--- Material for the task ---
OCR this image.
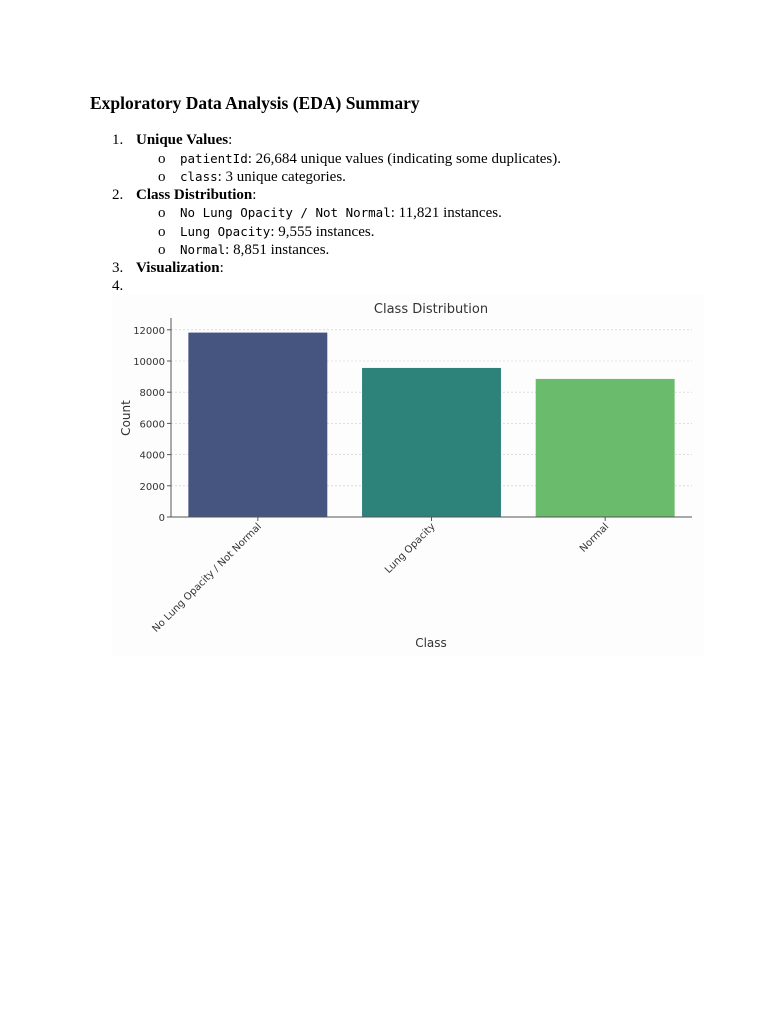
Exploratory Data Analysis (EDA) Summary
1. Unique Values:
o patientId: 26,684 unique values (indicating some duplicates).
o class: 3 unique categories.
2. Class Distribution:
o No Lung Opacity / Not Normal: 11,821 instances.
o Lung Opacity: 9,555 instances.
o Normal: 8,851 instances.
3. Visualization:
4.
0
2000
4000
6000
8000
10000
12000
No Lung Opacity / Not Normal	Lung Opacity	Normal
Class Distribution
Class
Count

--- Task objective ---
Check the records above line by line and tally those holding the string "Distribution". Answer with the number only.

--- Right answer ---
2